▶ [Directions]: Review the material and extract every line in which the word "curve" occurs.

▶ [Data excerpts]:
============
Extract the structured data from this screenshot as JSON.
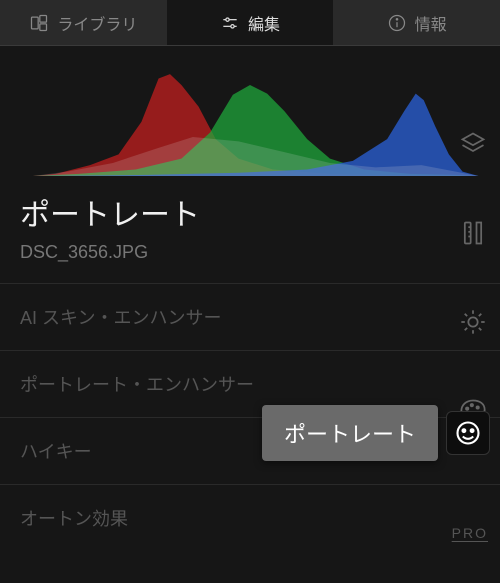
{
  "tabs": {
    "library": "ライブラリ",
    "edit": "編集",
    "info": "情報"
  },
  "section": {
    "title": "ポートレート",
    "filename": "DSC_3656.JPG"
  },
  "tools": [
    "AI スキン・エンハンサー",
    "ポートレート・エンハンサー",
    "ハイキー",
    "オートン効果"
  ],
  "tooltip": {
    "label": "ポートレート"
  },
  "rail": {
    "layers": "layers-icon",
    "ruler": "ruler-icon",
    "brightness": "brightness-icon",
    "palette": "palette-icon",
    "face": "face-icon"
  },
  "pro_label": "PRO"
}
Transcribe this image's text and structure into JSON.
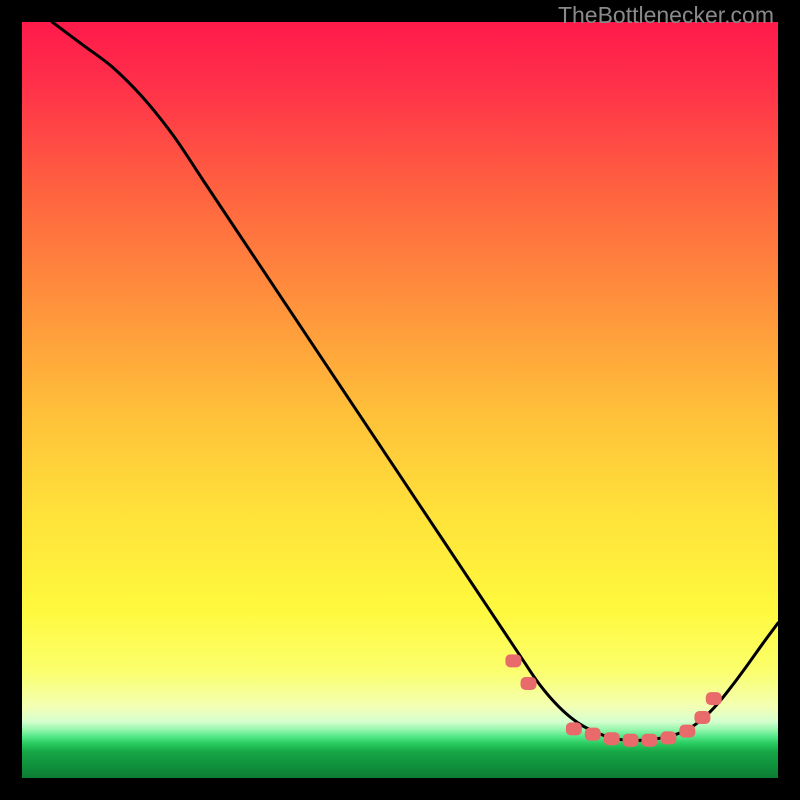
{
  "watermark": "TheBottlenecker.com",
  "colors": {
    "bg": "#000000",
    "grad_top": "#ff1a4b",
    "grad_mid1": "#ff6b3d",
    "grad_mid2": "#ffd23a",
    "grad_mid3": "#fff93e",
    "grad_low": "#f6ffc2",
    "grad_band": "#2fe07a",
    "grad_bottom": "#0c8f3e",
    "curve": "#000000",
    "markers": "#e96a6a"
  },
  "chart_data": {
    "type": "line",
    "title": "",
    "xlabel": "",
    "ylabel": "",
    "xlim": [
      0,
      100
    ],
    "ylim": [
      0,
      100
    ],
    "grid": false,
    "series": [
      {
        "name": "bottleneck-curve",
        "x": [
          4,
          8,
          12,
          16,
          20,
          24,
          28,
          32,
          36,
          40,
          44,
          48,
          52,
          56,
          60,
          64,
          66,
          68,
          70,
          72,
          74,
          76,
          78,
          80,
          82,
          84,
          86,
          88,
          90,
          92,
          94,
          96,
          98,
          100
        ],
        "y": [
          100,
          97,
          94,
          90,
          85,
          79,
          73,
          67,
          61,
          55,
          49,
          43,
          37,
          31,
          25,
          19,
          16,
          13,
          10.5,
          8.5,
          7,
          6,
          5.3,
          5,
          5,
          5.2,
          5.6,
          6.4,
          7.8,
          9.8,
          12.3,
          15,
          17.8,
          20.5
        ]
      }
    ],
    "markers": {
      "shape": "rounded-rect",
      "color": "#e96a6a",
      "x": [
        65,
        67,
        73,
        75.5,
        78,
        80.5,
        83,
        85.5,
        88,
        90,
        91.5
      ],
      "y": [
        15.5,
        12.5,
        6.5,
        5.8,
        5.2,
        5.0,
        5.0,
        5.3,
        6.2,
        8,
        10.5
      ]
    }
  }
}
============
▶ [Finished exercise]:
    "curve": "#000000",
        "name": "bottleneck-curve",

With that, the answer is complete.